EXCERPT:
Opinion
Index # 42210/2003
09-18-2013
At an IAS Term, Part 20 of the Supreme Court of the State of New York, held in and for the County of Kings, at the Courthouse, at Civic Center, Brooklyn, New York, on the 18th day of September, 2013. PRESENT: HON. SYLVIA G. ASH, Justice.
DECISION AND ORDER
The following papers numbered 1 to 4 read herein: | Papers Numbered |
---|---|
Notice of Motion/Order to Show Cause/Petition/Cross Motion andAffidavits (Affirmations) Annexed | 1 |
Opposing Affidavits (Affirmations) | 2 |
Reply Affidavits (Affirmations) | 3 |
__________Affidavit (Affirmation) | ___ |
Other Papers | 4 |
Defendants, THE CITY OF NEW YORK, WILLIAM DANCHAK, RICHARD E. PIGNATELLI, JAMES E. HALLERAN, EDWARD J. DEIGHAN and MICHAEL E. KNOTT (hereinafter collectively referred to as the "City"), move for an order (1) dismissing Plaintiff's complaint in its entirety against Michael E. Knott; (2) granting them leave to amend their answer to add the affirmative defense of statute of limitations, and upon so doing, dismissing the First and Fourth Causes of Action in Plaintiff's complaint insofar as it asserts state law claims; and (3) dismissing the complaint in its entirety against all Defendants pursuant to CPLR §3211[a][7] and §3212.
Plaintiff, TARRELL WILLIAMS, solely opposes the City's application to the extent that it seeks summary judgment on his claim for use of excessive force under 42 USC §1983. Thus, to the extent that the City's application for summary judgment is unopposed by Plaintiff, it is hereby GRANTED.
With regards to the City's motion for summary judgment on Plaintiff's claim for use of excessive force under 42 USC §1983 (First Cause of Action), that portion of the City's motion is DENIED.
Background
On July 31, 2001, Defendant Police Officers, Danchak, Deighan, Halleran and Pignatelli, discharged their service weapons at Plaintiff multiple times resulting in personal injuries. The facts surrounding how Plaintiff came to be shot are in serious dispute.

COLLECTED MATERIAL:

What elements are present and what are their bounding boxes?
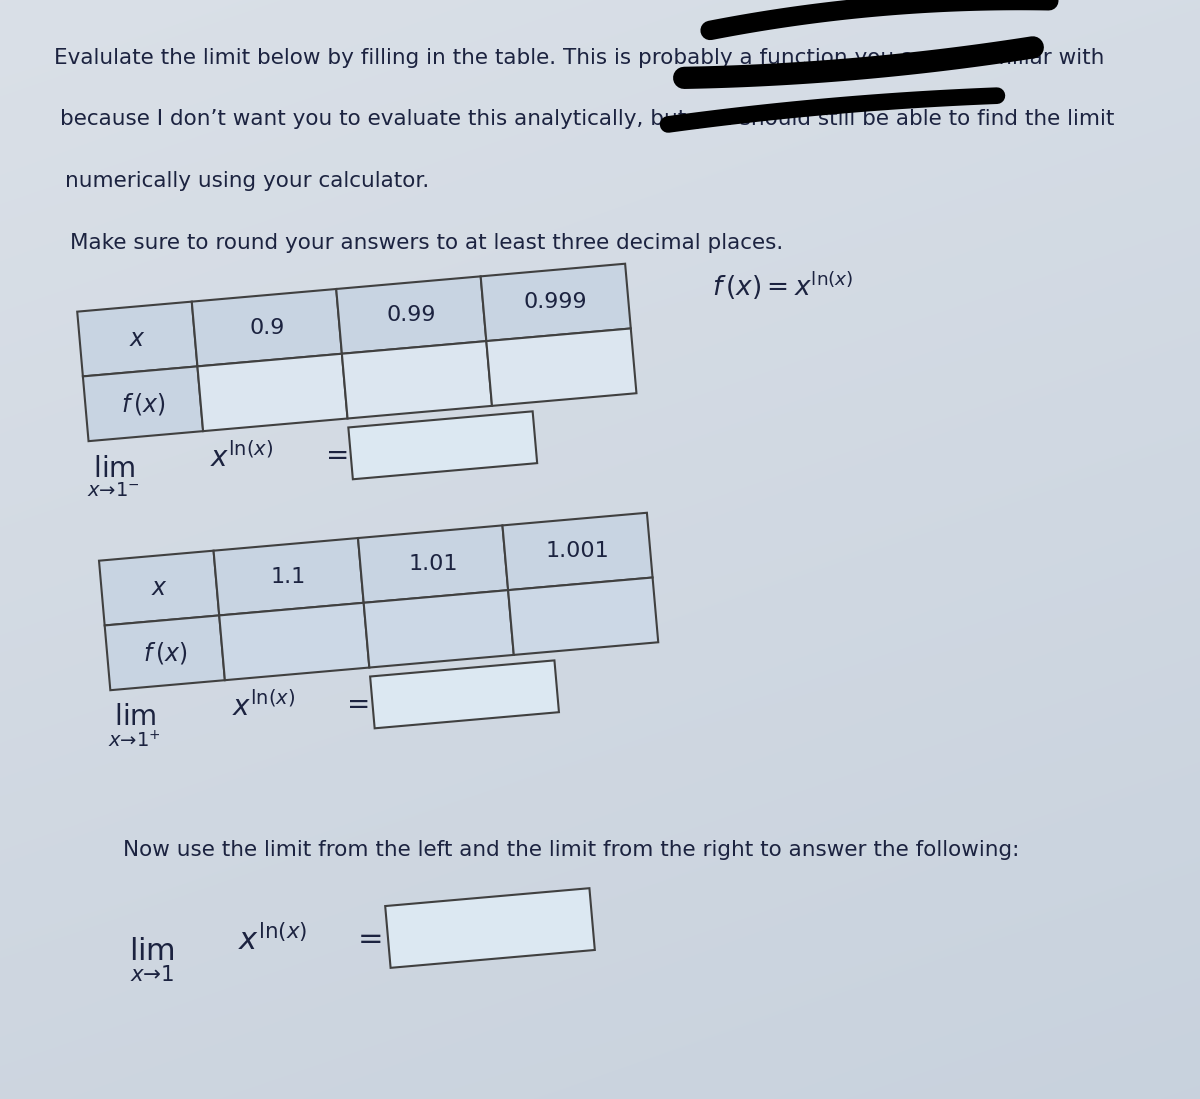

TASK OBJECTIVE:
From the court decision, reproduce word for word the stretch from "Plaintiff, TARRELL WILLIAMS, solely" through "in serious dispute.".

OUTPUT OF THE EXERCISE:
Plaintiff, TARRELL WILLIAMS, solely opposes the City's application to the extent that it seeks summary judgment on his claim for use of excessive force under 42 USC §1983. Thus, to the extent that the City's application for summary judgment is unopposed by Plaintiff, it is hereby GRANTED.
With regards to the City's motion for summary judgment on Plaintiff's claim for use of excessive force under 42 USC §1983 (First Cause of Action), that portion of the City's motion is DENIED.
Background
On July 31, 2001, Defendant Police Officers, Danchak, Deighan, Halleran and Pignatelli, discharged their service weapons at Plaintiff multiple times resulting in personal injuries. The facts surrounding how Plaintiff came to be shot are in serious dispute.